» **SELECTED PASSAGE**
##############################

In my dating life nerd-vana, love was all geek to me
I DO NOT want to tell you this.
Some of my stories, I won't write for you because they embarrass me. Some, because I think they would hurt people. And some because I don't know how to tell them.
Every week I come up with something to say, and the shallow veins do run out. There is only so much of a vein that you can mine before the whole thing collapses. The treasure you are cutting away is the mine itself, and it does not refill what it has lost. Someday I will reach the point past which I will not dig.
But I will tell you this.
All the men I've ever loved, or lusted for, have been of one type. Scott Adams made a joke of it when Dilbert got onto a billboard with a date hotline, but I would have called that number, or I would have had there not been so many geeky men around me even before I became dateable.
Oh, the glasses, the science fiction, the tech know-how, and the glasses, always the glasses. I don't know what I'll do if my husband and I get LASIK or we breed astigmatism out of the population. Who will be attractive? Will I force my groom to get wire-frame tattoos around his eyes?
Now a preference is one thing, but a positive limitation is another. If I'd had any sense, I would have been frightened when I saw the pattern. Counting up the guys who'd made me swoon in Stockton, in Lodi, in Berkeley, in San Francisco, I should have shivered at how large and clearly labeled my buttons were.
But I just thought I was lucky. I just played a snob card, thanking the stars that I'd landed in geek nirvana and my tastes just happened to line up perfectly with the correct criteria for good friends and boyfriends.

##############################

» **LISTED RECORDS**

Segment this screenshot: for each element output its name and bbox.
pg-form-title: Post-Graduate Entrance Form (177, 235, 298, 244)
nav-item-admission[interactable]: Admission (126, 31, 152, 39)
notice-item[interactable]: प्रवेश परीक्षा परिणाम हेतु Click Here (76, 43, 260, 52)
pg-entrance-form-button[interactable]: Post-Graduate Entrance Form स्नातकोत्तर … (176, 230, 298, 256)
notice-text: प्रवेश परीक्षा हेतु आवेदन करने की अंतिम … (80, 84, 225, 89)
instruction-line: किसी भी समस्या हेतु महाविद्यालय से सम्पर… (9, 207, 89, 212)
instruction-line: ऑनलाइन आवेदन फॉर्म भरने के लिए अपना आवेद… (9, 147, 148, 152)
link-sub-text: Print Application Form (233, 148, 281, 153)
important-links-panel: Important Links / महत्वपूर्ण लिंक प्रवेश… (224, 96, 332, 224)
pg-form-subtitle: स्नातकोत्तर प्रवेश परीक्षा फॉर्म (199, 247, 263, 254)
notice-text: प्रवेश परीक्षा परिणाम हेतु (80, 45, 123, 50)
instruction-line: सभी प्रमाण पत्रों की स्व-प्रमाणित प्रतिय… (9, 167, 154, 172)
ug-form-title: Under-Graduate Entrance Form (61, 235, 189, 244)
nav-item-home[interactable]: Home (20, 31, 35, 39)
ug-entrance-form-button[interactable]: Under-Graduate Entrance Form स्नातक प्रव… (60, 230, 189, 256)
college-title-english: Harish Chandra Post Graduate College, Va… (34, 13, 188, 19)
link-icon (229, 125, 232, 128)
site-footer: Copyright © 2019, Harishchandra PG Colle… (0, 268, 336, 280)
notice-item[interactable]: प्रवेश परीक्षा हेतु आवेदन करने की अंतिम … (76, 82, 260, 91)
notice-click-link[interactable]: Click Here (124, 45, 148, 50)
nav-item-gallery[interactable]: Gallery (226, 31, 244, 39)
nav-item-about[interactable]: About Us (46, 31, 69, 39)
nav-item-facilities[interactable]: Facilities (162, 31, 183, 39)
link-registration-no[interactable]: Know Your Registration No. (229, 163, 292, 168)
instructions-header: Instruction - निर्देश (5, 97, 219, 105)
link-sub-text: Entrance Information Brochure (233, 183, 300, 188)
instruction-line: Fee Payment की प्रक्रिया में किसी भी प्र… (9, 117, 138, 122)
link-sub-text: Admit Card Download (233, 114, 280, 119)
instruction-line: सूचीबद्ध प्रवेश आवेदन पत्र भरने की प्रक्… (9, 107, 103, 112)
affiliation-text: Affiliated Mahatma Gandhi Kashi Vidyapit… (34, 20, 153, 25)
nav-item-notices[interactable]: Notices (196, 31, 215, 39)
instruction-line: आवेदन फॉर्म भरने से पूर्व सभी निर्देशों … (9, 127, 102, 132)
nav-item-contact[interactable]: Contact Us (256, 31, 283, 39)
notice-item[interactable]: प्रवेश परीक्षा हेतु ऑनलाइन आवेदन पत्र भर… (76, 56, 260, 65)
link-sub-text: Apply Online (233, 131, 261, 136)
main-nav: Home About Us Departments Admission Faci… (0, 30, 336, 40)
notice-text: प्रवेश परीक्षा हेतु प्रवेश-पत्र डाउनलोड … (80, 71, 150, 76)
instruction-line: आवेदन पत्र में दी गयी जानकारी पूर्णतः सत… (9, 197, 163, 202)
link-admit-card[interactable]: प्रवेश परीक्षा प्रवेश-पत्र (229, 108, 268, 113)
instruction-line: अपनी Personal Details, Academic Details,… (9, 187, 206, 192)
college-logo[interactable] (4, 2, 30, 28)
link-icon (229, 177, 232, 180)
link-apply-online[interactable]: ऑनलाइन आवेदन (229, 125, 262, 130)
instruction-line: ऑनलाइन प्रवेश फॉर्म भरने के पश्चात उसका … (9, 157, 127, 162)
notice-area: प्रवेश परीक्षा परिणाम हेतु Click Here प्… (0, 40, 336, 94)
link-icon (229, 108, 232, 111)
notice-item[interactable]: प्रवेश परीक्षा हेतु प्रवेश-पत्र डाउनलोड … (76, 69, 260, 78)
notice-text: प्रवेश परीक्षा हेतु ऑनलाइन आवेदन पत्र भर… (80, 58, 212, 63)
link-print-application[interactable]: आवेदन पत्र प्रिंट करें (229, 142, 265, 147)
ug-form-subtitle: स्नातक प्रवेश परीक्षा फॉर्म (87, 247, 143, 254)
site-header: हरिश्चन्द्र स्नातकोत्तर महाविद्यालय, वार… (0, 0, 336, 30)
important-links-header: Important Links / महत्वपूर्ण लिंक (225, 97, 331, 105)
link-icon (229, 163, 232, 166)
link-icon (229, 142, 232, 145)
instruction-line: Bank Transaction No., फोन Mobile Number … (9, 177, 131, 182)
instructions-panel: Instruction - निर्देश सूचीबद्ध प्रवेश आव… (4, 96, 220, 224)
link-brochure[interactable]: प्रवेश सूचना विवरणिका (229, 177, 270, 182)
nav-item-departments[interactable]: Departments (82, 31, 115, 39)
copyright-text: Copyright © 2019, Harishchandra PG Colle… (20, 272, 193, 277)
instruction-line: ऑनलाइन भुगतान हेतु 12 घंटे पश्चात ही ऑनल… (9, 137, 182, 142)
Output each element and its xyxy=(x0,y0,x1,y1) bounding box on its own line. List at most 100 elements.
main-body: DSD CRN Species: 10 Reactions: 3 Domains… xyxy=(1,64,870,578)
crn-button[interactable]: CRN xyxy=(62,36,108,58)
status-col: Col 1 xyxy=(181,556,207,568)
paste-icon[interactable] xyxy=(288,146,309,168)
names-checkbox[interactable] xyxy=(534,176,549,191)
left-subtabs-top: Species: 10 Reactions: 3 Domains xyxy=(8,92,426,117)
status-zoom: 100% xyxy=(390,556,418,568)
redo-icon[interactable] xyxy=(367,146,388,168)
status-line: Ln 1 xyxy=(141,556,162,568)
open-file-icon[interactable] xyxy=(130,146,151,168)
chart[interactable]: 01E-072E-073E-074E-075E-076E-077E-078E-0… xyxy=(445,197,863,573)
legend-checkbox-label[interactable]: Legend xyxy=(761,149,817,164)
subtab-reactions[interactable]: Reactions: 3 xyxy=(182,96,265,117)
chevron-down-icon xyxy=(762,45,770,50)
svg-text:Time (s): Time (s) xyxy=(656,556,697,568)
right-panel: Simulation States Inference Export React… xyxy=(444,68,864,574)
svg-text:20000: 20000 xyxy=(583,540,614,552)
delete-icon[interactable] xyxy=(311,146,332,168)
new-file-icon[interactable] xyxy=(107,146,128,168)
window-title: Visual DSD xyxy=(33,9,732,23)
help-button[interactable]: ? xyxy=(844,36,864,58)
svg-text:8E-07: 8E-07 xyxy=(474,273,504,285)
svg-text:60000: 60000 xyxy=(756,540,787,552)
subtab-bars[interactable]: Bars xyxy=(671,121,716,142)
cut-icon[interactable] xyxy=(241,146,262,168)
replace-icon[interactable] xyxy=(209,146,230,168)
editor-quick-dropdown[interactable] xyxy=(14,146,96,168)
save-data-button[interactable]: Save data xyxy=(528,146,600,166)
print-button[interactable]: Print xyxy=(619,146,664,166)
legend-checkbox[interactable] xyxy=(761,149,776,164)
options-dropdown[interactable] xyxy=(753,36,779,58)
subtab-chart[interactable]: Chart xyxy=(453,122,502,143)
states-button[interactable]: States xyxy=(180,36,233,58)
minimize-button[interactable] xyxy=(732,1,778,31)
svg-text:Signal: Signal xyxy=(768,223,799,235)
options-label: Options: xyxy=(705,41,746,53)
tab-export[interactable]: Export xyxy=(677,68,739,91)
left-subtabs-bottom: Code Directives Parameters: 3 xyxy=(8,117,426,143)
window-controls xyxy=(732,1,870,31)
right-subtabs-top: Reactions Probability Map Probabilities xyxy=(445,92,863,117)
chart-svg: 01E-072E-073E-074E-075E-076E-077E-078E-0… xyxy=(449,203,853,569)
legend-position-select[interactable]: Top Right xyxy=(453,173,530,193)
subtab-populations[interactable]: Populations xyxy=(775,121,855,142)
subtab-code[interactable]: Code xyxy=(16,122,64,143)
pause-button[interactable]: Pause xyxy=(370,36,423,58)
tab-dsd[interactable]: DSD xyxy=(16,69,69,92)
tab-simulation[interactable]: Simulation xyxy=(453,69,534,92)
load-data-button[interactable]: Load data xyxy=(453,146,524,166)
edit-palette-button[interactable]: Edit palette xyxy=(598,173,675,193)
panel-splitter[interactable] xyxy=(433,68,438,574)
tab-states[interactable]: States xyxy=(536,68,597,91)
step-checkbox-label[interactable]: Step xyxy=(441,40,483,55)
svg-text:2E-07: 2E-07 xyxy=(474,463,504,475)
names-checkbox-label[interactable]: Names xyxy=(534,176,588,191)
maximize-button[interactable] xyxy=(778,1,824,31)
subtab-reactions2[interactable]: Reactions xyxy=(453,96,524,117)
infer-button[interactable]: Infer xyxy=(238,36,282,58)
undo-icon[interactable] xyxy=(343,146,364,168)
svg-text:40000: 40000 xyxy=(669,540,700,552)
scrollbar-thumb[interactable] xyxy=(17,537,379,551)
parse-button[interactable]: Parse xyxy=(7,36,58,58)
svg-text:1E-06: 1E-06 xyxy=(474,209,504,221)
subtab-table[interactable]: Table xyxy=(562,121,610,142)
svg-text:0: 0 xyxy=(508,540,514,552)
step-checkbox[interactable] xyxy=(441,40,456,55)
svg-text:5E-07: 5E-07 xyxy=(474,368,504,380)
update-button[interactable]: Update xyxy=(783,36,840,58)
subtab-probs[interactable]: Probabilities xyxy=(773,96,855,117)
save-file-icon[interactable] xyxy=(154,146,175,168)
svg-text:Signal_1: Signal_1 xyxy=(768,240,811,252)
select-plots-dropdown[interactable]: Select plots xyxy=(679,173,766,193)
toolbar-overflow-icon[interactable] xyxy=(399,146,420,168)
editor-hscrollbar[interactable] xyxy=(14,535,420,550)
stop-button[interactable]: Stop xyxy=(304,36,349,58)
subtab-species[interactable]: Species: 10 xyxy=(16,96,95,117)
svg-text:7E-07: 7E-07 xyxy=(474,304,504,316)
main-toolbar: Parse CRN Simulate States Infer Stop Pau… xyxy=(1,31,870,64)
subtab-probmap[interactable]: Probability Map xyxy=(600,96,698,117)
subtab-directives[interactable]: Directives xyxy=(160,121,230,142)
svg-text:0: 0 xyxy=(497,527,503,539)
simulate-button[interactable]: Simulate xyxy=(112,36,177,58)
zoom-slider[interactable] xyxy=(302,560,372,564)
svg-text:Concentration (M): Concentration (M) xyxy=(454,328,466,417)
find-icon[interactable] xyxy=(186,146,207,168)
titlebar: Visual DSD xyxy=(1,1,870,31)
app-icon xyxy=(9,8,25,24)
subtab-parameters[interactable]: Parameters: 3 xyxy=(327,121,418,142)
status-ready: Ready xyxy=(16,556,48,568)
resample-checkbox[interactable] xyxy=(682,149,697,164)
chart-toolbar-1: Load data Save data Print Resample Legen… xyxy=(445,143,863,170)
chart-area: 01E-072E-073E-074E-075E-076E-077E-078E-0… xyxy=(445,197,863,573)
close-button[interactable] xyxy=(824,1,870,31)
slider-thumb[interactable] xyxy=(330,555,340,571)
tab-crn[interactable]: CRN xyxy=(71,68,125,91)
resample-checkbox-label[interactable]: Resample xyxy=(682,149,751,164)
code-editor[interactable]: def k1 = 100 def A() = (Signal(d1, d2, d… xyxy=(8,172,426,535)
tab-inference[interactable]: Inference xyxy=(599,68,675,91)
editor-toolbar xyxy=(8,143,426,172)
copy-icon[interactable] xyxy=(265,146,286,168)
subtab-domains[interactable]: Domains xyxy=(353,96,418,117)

##############################

Repeat the essay's words word for word, starting with "In my dating" and going on through "I became dateable.". The records have no connection to the essay.

In my dating life nerd-vana, love was all geek to me
I DO NOT want to tell you this.
Some of my stories, I won't write for you because they embarrass me. Some, because I think they would hurt people. And some because I don't know how to tell them.
Every week I come up with something to say, and the shallow veins do run out. There is only so much of a vein that you can mine before the whole thing collapses. The treasure you are cutting away is the mine itself, and it does not refill what it has lost. Someday I will reach the point past which I will not dig.
But I will tell you this.
All the men I've ever loved, or lusted for, have been of one type. Scott Adams made a joke of it when Dilbert got onto a billboard with a date hotline, but I would have called that number, or I would have had there not been so many geeky men around me even before I became dateable.